• [TEXTAUSZUG]

▬▬▬▬▬▬▬▬▬▬

Als ich eines Tages besonders nah an meinem Limit war, überzeugte mich eine Freundin, eine Yogastunde mit ihr zu besuchen. Die Wirkung war überwältigend und die positive Erfahrung prägte mich nachhaltig. Mir wurde in dieser Stunde deutlich, wie wenig Zeit ich wirklich im Augenblick verbrachte und wie viel ich über die Vergangenheit oder Zukunft grübelte.
War die Gegenwart so wenig attraktiv?
In meiner Freizeit begann ich eine vierjährige Ausbildung zur Yogalehrerin und im Anschluss folgte eine dreijährige Coaching-Ausbildung. Ich begann mehr und mehr mich selbst und die Menschen um mich herum in ihrer Individualität zu erkennen, zu verstehen und zu akzeptieren. Und ich erkannte, dass Achtsamkeit und Selbstwahrnehmung elementare Schlüssel zu den Antworten auf meinen Fragen waren.

▬▬▬▬▬▬▬▬▬▬

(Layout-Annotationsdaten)
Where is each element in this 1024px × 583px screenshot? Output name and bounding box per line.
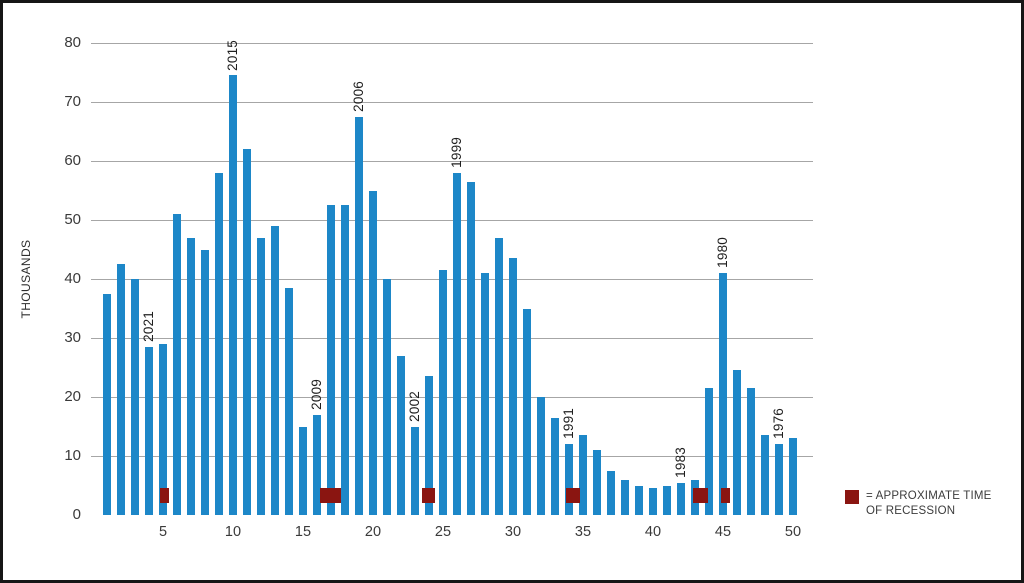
x-tick-label: 40	[644, 524, 662, 540]
bar	[663, 485, 671, 515]
bar	[551, 417, 559, 515]
recession-legend: = APPROXIMATE TIME OF RECESSION	[845, 489, 1015, 518]
bar	[145, 346, 153, 515]
bar	[789, 438, 797, 515]
bar	[243, 149, 251, 515]
recession-marker	[421, 488, 435, 503]
bar	[733, 370, 741, 515]
x-tick-label: 45	[714, 524, 732, 540]
recession-legend-line1: = APPROXIMATE TIME	[866, 490, 992, 502]
gridline	[91, 396, 813, 398]
bar	[747, 388, 755, 515]
gridline	[91, 278, 813, 280]
recession-legend-label: = APPROXIMATE TIME OF RECESSION	[866, 489, 1015, 518]
y-tick-label: 40	[64, 270, 81, 287]
recession-marker	[319, 488, 341, 503]
year-annotation: 1991	[561, 408, 576, 440]
bar	[453, 172, 461, 515]
y-tick-label: 10	[64, 447, 81, 464]
bar	[607, 470, 615, 515]
y-tick-label: 80	[64, 34, 81, 51]
bar	[593, 450, 601, 515]
year-annotation: 2002	[407, 390, 422, 422]
x-tick-label: 20	[364, 524, 382, 540]
bar	[285, 287, 293, 515]
bar	[159, 343, 167, 515]
bar	[481, 273, 489, 515]
gridline	[91, 337, 813, 339]
bar	[187, 237, 195, 515]
bar	[537, 397, 545, 515]
x-tick-label: 35	[574, 524, 592, 540]
recession-marker	[692, 488, 708, 503]
bar	[215, 172, 223, 515]
year-annotation: 2015	[225, 39, 240, 71]
bar	[397, 355, 405, 515]
year-annotation: 1976	[771, 408, 786, 440]
y-tick-label: 0	[72, 506, 81, 523]
bar	[425, 376, 433, 515]
recession-marker	[159, 488, 169, 503]
bar	[131, 279, 139, 515]
bar	[467, 181, 475, 515]
bar	[173, 214, 181, 515]
bar	[327, 205, 335, 515]
x-tick-label: 15	[294, 524, 312, 540]
bar	[271, 225, 279, 515]
bar	[705, 388, 713, 515]
bar	[341, 205, 349, 515]
bar	[565, 444, 573, 515]
year-annotation: 1980	[715, 237, 730, 269]
bar	[523, 308, 531, 515]
gridline	[91, 160, 813, 162]
bar	[621, 479, 629, 515]
x-tick-label: 10	[224, 524, 242, 540]
recession-swatch-icon	[845, 490, 859, 504]
year-annotation: 1999	[449, 136, 464, 168]
x-tick-label: 5	[158, 524, 168, 540]
year-annotation: 1983	[673, 446, 688, 478]
recession-legend-line2: OF RECESSION	[866, 504, 956, 517]
gridline	[91, 455, 813, 457]
bar	[229, 75, 237, 515]
year-annotation: 2006	[351, 80, 366, 112]
bar	[677, 482, 685, 515]
bar	[313, 414, 321, 515]
recession-marker	[721, 488, 731, 503]
year-annotation: 2021	[141, 311, 156, 342]
bar	[509, 258, 517, 515]
bar	[761, 435, 769, 515]
y-tick-label: 60	[64, 152, 81, 169]
recession-marker	[566, 488, 581, 503]
bar	[411, 426, 419, 515]
bar	[495, 237, 503, 515]
gridline	[91, 101, 813, 103]
y-tick-label: 70	[64, 93, 81, 110]
x-tick-label: 50	[784, 524, 802, 540]
bar	[257, 237, 265, 515]
bar	[299, 426, 307, 515]
bar	[649, 488, 657, 515]
bar	[369, 190, 377, 515]
x-tick-label: 30	[504, 524, 522, 540]
bar	[719, 273, 727, 515]
bar	[635, 485, 643, 515]
gridline	[91, 42, 813, 44]
bar	[775, 444, 783, 515]
bar	[579, 435, 587, 515]
year-annotation: 2009	[309, 378, 324, 410]
y-tick-label: 30	[64, 329, 81, 346]
plot-area: 2021 2015 2009 2006 2002 1999 1991 1983 1980 1976	[91, 39, 813, 515]
bar	[103, 293, 111, 515]
bar	[383, 279, 391, 515]
bar	[439, 270, 447, 515]
bar	[201, 249, 209, 515]
y-tick-label: 50	[64, 211, 81, 228]
bar	[117, 264, 125, 515]
x-tick-label: 25	[434, 524, 452, 540]
gridline	[91, 219, 813, 221]
bar	[355, 116, 363, 515]
y-tick-label: 20	[64, 388, 81, 405]
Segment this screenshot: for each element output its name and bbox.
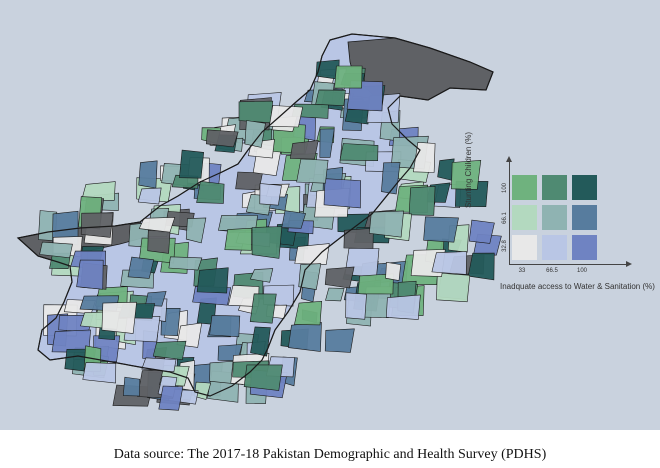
district: [122, 376, 141, 397]
district: [423, 216, 459, 243]
district: [196, 267, 229, 294]
district: [323, 178, 362, 209]
legend-cell: [542, 175, 567, 200]
district: [152, 340, 187, 361]
district: [294, 243, 330, 265]
district: [243, 364, 283, 391]
district: [80, 212, 114, 238]
district: [385, 261, 402, 281]
district: [158, 385, 184, 411]
district: [81, 181, 116, 201]
legend-y-arrow-icon: [506, 156, 512, 162]
district: [381, 162, 401, 195]
legend-x-tick-high: 100: [576, 268, 587, 274]
district: [468, 219, 495, 244]
district: [289, 140, 319, 160]
district: [298, 263, 322, 290]
district: [138, 216, 176, 233]
district: [339, 143, 379, 162]
district: [413, 141, 436, 173]
district: [334, 65, 363, 89]
district: [244, 120, 266, 148]
district: [238, 100, 274, 124]
district: [467, 252, 495, 281]
data-source-caption: Data source: The 2017-18 Pakistan Demogr…: [113, 447, 547, 462]
legend-cell: [512, 175, 537, 200]
district: [179, 149, 205, 179]
district: [319, 128, 335, 158]
legend-y-tick-high: 100: [502, 183, 508, 194]
map-panel: Stunting Children (%) 32.8 66.1 100 33 6…: [0, 0, 660, 430]
country-border: [16, 33, 494, 397]
legend-x-label: Inadquate access to Water & Sanitation (…: [500, 282, 655, 291]
legend-x-axis: [509, 264, 627, 265]
district: [259, 183, 282, 206]
legend-y-label: Stunting Children (%): [464, 131, 473, 209]
district: [325, 287, 345, 302]
legend-cell: [572, 175, 597, 200]
district: [281, 210, 306, 229]
legend-cell: [572, 205, 597, 230]
district: [209, 314, 241, 338]
legend-cell: [572, 235, 597, 260]
district: [39, 241, 73, 259]
district: [145, 291, 167, 307]
legend-cell: [512, 205, 537, 230]
district: [385, 294, 421, 320]
district: [251, 226, 283, 259]
district: [451, 159, 482, 190]
district: [345, 292, 367, 320]
legend-y-tick-low: 32.8: [502, 240, 508, 252]
district: [296, 158, 329, 184]
bivariate-legend: Stunting Children (%) 32.8 66.1 100 33 6…: [464, 132, 655, 295]
legend-cell: [542, 235, 567, 260]
district: [288, 322, 322, 352]
district: [268, 105, 304, 128]
district: [324, 266, 355, 289]
district: [431, 251, 467, 275]
district: [436, 272, 471, 303]
district: [324, 328, 355, 353]
legend-y-tick-mid: 66.1: [502, 212, 508, 224]
legend-y-axis: [509, 160, 510, 264]
district: [138, 160, 158, 189]
district: [249, 268, 274, 283]
legend-x-arrow-icon: [626, 261, 632, 267]
pakistan-bivariate-map: [16, 33, 502, 411]
legend-x-tick-low: 33: [518, 268, 526, 274]
legend-cell: [542, 205, 567, 230]
district: [408, 185, 436, 216]
district: [357, 273, 394, 295]
legend-x-tick-mid: 66.5: [546, 268, 558, 274]
district: [235, 171, 263, 191]
district: [294, 300, 323, 326]
district: [224, 227, 252, 251]
district: [185, 217, 207, 244]
district: [250, 326, 271, 357]
district: [249, 293, 277, 324]
district: [101, 301, 137, 334]
district: [168, 256, 203, 271]
district: [315, 89, 346, 107]
district: [343, 227, 374, 249]
district: [76, 259, 104, 290]
legend-cell: [512, 235, 537, 260]
district: [82, 362, 117, 384]
district: [196, 180, 225, 204]
district: [137, 187, 162, 205]
district: [368, 210, 404, 238]
district: [147, 229, 171, 254]
district: [205, 129, 239, 148]
district: [127, 256, 155, 279]
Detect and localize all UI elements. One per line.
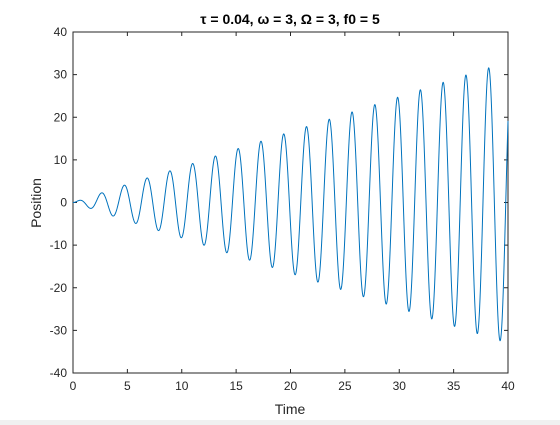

▬▬▬▬▬▬▬▬▬▬

• [TEILE DER ÜBUNG]
[1] Gib aus den Datensätzen den Abschnitt unverändert aus, der mit der Zeile beginnt, die "524, 662, 540]" enthält, und mit der Zeile endet, die "270, 81, 287]" enthält.
[2] Führe den Textauszug über den persönlichen Weg zum Yoga im Anschluss an seinen letzten Satz weiter.

• [ANTWORTEN]
[1]
x-tick-label: 40	[644, 524, 662, 540]
bar	[663, 485, 671, 515]
bar	[551, 417, 559, 515]
recession-legend: = APPROXIMATE TIME OF RECESSION	[845, 489, 1015, 518]
bar	[145, 346, 153, 515]
bar	[789, 438, 797, 515]
bar	[243, 149, 251, 515]
recession-marker	[421, 488, 435, 503]
bar	[733, 370, 741, 515]
x-tick-label: 45	[714, 524, 732, 540]
recession-legend-line1: = APPROXIMATE TIME	[866, 490, 992, 502]
gridline	[91, 396, 813, 398]
bar	[747, 388, 755, 515]
gridline	[91, 278, 813, 280]
recession-legend-label: = APPROXIMATE TIME OF RECESSION	[866, 489, 1015, 518]
y-tick-label: 40	[64, 270, 81, 287]

[2]
Der krönende Abschluss fand 2014 statt, im Rahmen einer innerbetrieblichen Ausbildung zum Search Inside Yourself (SIY) Teacher. Search Inside Yourself ist ein achtsamkeitsbasiertes Programm für emotionale Intelligenz und wurde im Rahmen einer Grassroot-Initiative in die Unternehmenskultur gebracht. Wir hielten weltweit Seminare, um Mitarbeiter/innen bei ihrer persönlichen Entwicklung zu unterstützen – sei es bei der Optimierung ihrer Performance, der Führungsqualitäten oder ihrem persönlichen Glück.
Und da war es wieder – das Glück. Der Kreis schloss sich und ich war in meinem Element.
Die zwei bedeutendsten Tage im Leben sind der Tag an dem du geboren wurdest und der Tag an dem du herausfindest warum. (Mark Twain)
Mit jedem Training spürte ich: „Das ist es!“
Ich liebte es, nach dem Glück zu forschen und Menschen an meinem Wissen, meiner Erfahrung und meiner Begeisterung teilhaben zu lassen. Es wurde mein Ziel, meine Aufgabe und der Sinn meines Handelns.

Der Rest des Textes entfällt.